TASK INSTRUCTIONS: Only a number is wanted. Count the lines holding the string "JSON".

--- Start of RECORD EXTRACTS ---

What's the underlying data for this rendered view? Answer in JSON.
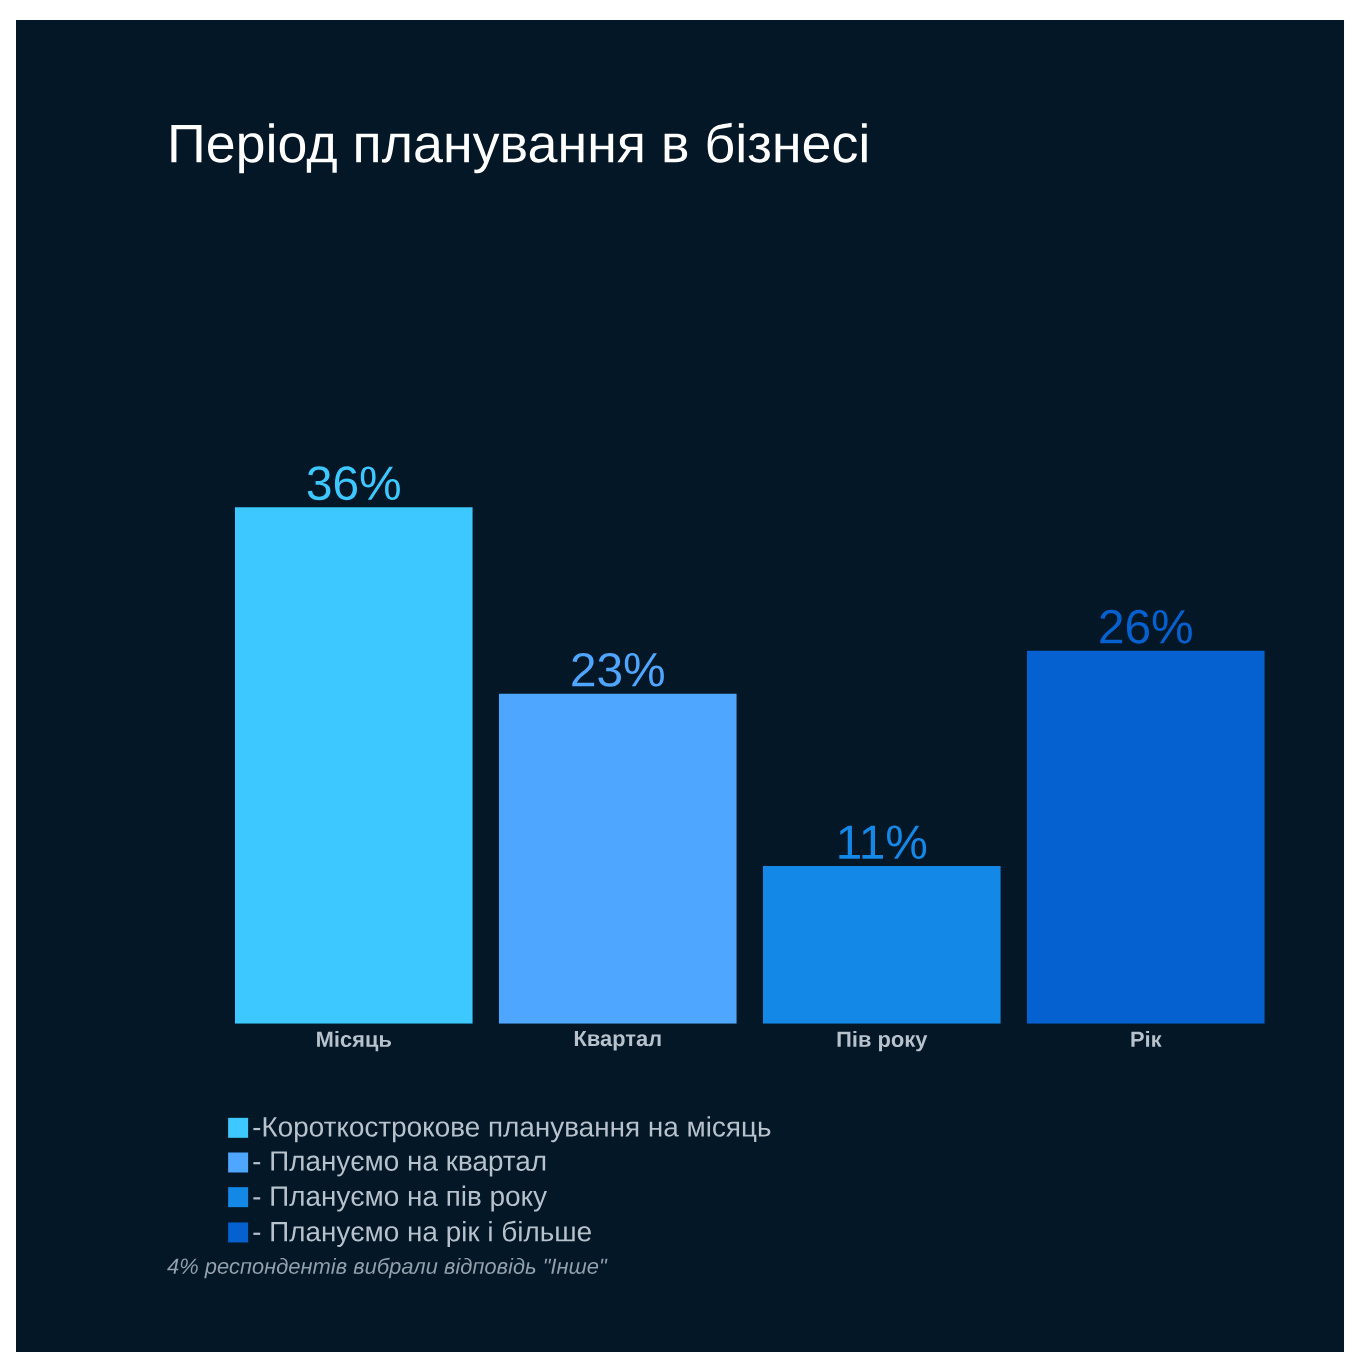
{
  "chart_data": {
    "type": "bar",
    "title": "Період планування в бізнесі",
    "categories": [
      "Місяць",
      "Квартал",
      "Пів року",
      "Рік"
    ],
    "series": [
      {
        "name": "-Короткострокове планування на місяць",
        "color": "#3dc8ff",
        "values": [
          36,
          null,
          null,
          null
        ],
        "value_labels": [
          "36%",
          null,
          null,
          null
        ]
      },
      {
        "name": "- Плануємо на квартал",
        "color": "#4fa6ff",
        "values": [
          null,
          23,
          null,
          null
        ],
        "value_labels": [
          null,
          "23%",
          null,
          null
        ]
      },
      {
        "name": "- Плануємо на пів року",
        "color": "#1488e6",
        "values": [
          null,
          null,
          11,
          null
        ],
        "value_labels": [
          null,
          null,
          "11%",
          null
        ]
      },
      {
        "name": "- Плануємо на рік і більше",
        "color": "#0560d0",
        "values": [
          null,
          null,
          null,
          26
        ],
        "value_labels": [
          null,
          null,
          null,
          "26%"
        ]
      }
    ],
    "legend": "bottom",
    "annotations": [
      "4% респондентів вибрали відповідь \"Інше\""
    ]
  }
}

--- End of RECORD EXTRACTS ---
--- Start of RECORD EXTRACTS ---

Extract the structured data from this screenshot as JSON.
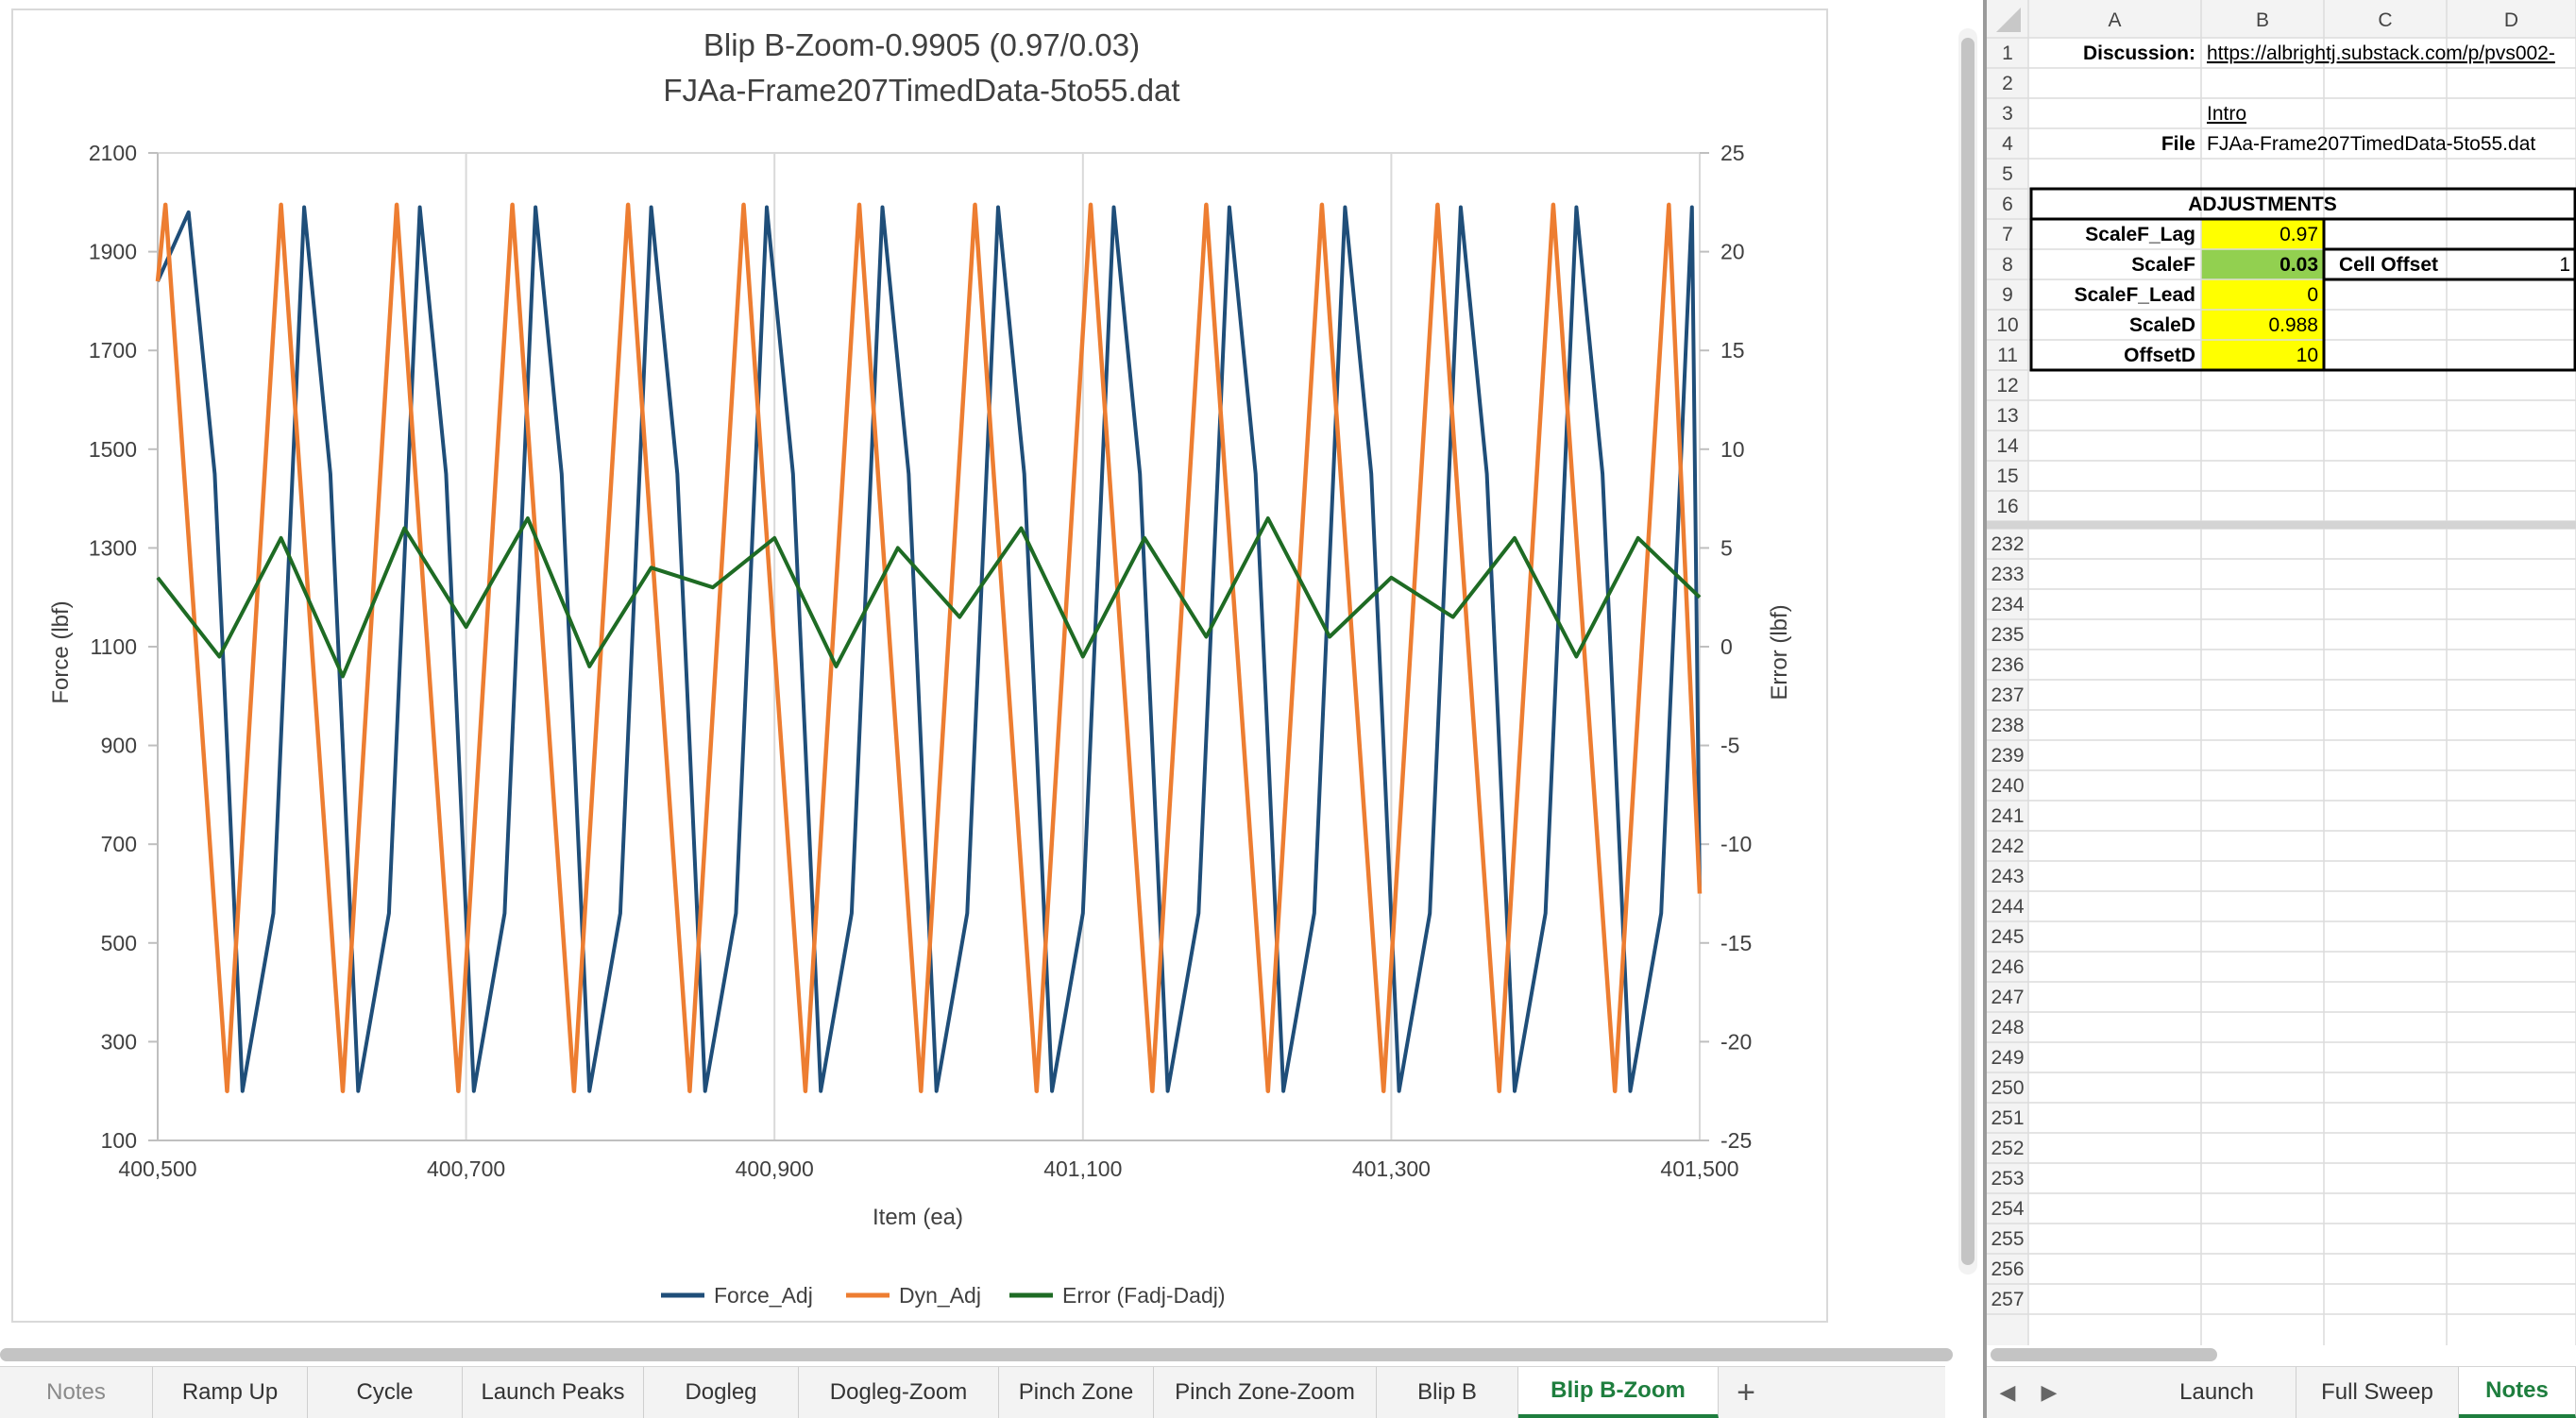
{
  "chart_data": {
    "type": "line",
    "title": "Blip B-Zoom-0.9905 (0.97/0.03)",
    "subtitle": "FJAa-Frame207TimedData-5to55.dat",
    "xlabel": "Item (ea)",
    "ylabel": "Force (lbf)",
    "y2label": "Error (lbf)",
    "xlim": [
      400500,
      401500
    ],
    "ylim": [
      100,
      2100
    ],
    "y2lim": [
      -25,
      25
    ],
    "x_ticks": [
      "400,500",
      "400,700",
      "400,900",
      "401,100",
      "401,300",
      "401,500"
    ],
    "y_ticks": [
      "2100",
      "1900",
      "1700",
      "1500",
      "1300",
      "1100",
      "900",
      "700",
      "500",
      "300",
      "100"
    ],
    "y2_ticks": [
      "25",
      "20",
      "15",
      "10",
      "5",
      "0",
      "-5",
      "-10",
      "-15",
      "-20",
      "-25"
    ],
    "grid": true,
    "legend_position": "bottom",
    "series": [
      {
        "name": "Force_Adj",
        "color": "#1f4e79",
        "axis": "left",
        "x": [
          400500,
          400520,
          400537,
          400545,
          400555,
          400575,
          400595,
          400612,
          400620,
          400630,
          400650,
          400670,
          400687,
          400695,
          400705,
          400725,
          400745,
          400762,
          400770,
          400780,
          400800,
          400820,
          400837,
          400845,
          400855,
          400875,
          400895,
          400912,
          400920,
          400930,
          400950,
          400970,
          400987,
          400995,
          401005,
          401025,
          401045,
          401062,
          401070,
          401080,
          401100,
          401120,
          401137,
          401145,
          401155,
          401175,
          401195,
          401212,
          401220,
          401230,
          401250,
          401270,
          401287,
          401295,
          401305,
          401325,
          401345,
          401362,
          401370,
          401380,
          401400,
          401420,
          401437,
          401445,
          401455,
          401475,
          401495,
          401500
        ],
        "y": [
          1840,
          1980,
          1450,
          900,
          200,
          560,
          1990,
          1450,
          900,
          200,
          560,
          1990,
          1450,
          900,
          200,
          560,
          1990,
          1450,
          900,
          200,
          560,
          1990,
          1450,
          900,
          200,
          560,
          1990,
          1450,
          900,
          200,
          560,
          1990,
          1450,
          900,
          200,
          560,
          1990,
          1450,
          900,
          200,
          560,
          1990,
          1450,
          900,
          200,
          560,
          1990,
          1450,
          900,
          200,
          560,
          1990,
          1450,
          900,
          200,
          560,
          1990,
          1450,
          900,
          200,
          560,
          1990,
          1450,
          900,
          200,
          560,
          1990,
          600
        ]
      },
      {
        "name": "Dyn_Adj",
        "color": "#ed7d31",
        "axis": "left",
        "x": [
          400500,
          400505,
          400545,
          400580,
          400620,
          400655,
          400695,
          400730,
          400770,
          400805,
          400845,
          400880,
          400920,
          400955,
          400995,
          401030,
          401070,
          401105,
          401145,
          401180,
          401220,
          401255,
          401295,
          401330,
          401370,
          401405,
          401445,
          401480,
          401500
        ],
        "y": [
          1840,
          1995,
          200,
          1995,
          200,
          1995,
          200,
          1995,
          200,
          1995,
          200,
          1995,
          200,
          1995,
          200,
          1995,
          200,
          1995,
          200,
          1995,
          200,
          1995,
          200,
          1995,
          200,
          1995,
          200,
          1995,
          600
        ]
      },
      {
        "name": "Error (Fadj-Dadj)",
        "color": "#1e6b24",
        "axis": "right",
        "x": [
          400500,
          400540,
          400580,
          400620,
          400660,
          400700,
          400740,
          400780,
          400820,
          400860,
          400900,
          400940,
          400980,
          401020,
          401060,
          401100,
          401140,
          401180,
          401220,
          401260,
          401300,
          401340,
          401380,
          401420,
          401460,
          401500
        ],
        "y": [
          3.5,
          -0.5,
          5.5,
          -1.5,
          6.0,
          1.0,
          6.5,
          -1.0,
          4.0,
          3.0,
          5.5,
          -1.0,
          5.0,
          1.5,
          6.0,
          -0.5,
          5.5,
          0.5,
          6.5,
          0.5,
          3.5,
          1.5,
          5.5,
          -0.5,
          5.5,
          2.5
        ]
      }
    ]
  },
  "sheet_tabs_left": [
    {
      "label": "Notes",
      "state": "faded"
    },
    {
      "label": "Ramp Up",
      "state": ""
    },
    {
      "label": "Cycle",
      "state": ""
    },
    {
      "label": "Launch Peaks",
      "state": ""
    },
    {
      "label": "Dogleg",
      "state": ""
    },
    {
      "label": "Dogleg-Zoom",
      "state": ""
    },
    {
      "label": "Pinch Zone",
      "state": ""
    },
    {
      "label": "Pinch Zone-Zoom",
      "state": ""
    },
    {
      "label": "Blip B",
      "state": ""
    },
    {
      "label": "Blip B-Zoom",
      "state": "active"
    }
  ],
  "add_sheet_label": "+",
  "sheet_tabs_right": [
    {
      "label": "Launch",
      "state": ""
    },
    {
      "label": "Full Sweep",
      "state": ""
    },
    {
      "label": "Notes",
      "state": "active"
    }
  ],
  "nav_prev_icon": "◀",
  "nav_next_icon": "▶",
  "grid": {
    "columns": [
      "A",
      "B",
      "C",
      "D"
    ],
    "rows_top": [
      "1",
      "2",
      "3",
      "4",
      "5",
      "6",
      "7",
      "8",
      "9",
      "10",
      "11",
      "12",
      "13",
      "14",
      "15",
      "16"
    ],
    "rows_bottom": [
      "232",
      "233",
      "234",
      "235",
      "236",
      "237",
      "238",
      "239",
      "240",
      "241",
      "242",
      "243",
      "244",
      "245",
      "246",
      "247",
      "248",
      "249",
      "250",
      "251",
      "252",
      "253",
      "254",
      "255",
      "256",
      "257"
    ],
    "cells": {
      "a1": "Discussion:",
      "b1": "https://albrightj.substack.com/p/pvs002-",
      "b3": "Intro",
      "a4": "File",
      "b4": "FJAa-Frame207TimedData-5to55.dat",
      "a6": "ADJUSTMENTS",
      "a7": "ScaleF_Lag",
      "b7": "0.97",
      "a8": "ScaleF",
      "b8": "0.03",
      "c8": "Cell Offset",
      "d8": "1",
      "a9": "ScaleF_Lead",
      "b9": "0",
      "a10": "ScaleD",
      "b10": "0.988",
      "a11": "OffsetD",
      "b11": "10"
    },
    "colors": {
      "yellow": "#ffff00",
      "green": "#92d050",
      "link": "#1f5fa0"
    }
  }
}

--- End of RECORD EXTRACTS ---

ANSWER TO THE PROBLEM: 2